### [Data]
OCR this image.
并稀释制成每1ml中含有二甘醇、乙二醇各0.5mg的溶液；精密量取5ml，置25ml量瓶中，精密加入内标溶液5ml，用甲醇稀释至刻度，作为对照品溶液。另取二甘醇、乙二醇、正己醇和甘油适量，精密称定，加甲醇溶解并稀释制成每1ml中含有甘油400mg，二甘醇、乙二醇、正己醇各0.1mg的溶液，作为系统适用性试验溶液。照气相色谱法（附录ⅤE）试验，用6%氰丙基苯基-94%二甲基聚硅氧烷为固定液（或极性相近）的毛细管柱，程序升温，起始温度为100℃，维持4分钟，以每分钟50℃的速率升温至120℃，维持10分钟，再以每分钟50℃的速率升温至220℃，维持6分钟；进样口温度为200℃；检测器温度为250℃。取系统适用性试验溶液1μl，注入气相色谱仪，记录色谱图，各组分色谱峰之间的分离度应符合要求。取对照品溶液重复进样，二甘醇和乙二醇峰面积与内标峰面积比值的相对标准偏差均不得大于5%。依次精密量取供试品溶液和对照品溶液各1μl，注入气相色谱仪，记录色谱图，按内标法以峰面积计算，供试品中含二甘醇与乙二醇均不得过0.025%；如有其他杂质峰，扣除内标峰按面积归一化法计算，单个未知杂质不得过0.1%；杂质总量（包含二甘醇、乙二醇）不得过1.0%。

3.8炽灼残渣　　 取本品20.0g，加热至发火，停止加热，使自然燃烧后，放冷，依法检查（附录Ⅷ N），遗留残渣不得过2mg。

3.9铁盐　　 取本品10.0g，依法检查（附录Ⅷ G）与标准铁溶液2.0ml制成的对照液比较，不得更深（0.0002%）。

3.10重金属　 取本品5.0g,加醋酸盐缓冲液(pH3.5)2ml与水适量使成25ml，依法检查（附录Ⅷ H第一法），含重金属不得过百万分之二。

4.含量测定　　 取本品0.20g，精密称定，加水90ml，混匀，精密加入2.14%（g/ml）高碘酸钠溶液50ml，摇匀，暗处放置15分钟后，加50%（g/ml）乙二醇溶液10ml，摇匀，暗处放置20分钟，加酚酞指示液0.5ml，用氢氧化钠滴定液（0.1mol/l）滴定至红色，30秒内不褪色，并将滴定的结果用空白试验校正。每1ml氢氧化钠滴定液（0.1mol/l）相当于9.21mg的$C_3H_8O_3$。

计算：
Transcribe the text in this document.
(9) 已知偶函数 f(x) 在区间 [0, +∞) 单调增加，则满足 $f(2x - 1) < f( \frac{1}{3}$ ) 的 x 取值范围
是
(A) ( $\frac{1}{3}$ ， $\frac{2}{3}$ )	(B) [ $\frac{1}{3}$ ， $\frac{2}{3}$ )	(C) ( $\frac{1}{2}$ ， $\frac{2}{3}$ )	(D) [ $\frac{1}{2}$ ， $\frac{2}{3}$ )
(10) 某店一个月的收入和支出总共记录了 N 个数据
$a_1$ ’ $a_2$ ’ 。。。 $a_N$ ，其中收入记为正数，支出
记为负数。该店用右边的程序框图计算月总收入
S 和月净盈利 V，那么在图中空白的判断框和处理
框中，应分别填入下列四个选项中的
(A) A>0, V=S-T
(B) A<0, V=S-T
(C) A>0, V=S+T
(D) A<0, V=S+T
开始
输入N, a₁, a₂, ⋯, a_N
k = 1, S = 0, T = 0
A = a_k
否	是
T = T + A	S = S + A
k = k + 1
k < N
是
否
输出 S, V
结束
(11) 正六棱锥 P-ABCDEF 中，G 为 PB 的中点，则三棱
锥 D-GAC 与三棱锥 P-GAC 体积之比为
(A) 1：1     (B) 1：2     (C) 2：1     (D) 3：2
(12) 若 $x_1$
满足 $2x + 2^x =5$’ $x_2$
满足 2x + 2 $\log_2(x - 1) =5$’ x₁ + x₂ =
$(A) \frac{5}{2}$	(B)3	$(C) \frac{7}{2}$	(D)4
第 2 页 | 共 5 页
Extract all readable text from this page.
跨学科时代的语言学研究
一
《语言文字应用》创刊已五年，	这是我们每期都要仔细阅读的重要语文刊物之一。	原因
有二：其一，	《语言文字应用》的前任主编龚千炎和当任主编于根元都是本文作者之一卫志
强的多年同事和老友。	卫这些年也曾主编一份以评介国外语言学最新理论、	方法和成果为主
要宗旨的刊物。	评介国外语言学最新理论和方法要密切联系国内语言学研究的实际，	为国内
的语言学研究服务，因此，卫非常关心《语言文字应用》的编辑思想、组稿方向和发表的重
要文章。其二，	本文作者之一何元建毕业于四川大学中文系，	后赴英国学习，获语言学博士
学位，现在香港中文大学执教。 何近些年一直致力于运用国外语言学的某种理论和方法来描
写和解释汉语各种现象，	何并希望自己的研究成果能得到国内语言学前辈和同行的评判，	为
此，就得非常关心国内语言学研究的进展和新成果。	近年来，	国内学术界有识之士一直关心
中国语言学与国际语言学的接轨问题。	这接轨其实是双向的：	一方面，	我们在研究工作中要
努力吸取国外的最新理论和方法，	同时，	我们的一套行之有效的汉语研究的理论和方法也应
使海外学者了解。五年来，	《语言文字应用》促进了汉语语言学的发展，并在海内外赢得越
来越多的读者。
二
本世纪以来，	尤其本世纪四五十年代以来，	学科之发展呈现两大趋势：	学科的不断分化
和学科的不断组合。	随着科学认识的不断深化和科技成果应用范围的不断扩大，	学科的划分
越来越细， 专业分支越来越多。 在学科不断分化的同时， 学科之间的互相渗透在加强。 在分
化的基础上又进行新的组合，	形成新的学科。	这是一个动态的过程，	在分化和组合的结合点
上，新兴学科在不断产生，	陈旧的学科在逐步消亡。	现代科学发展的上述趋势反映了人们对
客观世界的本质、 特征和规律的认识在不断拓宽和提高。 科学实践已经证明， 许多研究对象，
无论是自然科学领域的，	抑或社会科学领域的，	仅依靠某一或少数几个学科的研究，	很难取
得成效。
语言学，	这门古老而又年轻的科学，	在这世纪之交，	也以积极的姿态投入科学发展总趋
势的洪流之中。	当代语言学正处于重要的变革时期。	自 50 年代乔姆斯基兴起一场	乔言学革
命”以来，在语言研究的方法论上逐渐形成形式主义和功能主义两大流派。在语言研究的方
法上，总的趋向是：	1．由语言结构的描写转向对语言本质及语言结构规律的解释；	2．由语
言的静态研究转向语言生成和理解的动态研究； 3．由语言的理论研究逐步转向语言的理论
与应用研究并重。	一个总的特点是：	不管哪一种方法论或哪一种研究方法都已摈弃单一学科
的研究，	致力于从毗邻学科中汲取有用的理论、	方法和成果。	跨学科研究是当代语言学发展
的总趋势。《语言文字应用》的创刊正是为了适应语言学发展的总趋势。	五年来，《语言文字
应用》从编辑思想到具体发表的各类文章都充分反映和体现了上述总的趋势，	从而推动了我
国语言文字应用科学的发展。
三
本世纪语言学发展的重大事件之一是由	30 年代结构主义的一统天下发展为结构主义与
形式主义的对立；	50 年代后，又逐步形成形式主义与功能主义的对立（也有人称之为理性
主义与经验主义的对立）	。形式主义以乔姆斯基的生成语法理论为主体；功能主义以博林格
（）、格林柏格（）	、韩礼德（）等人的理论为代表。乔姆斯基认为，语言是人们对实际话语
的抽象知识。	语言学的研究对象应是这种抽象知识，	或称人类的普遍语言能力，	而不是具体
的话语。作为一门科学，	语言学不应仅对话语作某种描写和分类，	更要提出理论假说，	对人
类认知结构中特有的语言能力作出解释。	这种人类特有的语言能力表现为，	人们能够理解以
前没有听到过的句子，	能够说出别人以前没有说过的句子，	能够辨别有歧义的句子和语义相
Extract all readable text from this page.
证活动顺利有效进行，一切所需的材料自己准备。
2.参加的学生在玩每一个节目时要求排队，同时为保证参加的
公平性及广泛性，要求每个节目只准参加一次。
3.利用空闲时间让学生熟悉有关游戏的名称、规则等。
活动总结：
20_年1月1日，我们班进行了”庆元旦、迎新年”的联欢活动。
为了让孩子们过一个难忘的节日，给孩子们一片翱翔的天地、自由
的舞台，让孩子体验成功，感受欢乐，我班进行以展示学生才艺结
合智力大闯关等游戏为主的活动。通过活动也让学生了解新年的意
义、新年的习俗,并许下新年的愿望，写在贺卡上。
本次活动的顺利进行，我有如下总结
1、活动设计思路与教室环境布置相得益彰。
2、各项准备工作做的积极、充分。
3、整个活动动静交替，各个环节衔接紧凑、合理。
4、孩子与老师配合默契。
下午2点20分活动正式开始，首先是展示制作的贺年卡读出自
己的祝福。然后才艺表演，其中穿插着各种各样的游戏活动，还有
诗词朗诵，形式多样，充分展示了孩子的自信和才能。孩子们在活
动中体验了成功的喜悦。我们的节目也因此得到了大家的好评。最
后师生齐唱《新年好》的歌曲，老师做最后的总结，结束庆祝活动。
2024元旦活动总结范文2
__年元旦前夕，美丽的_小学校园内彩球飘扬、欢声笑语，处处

### [Task prompt]
Determine how many of the lines above hold the word "依法检查", and output that number by itself.

### [Complete output]
3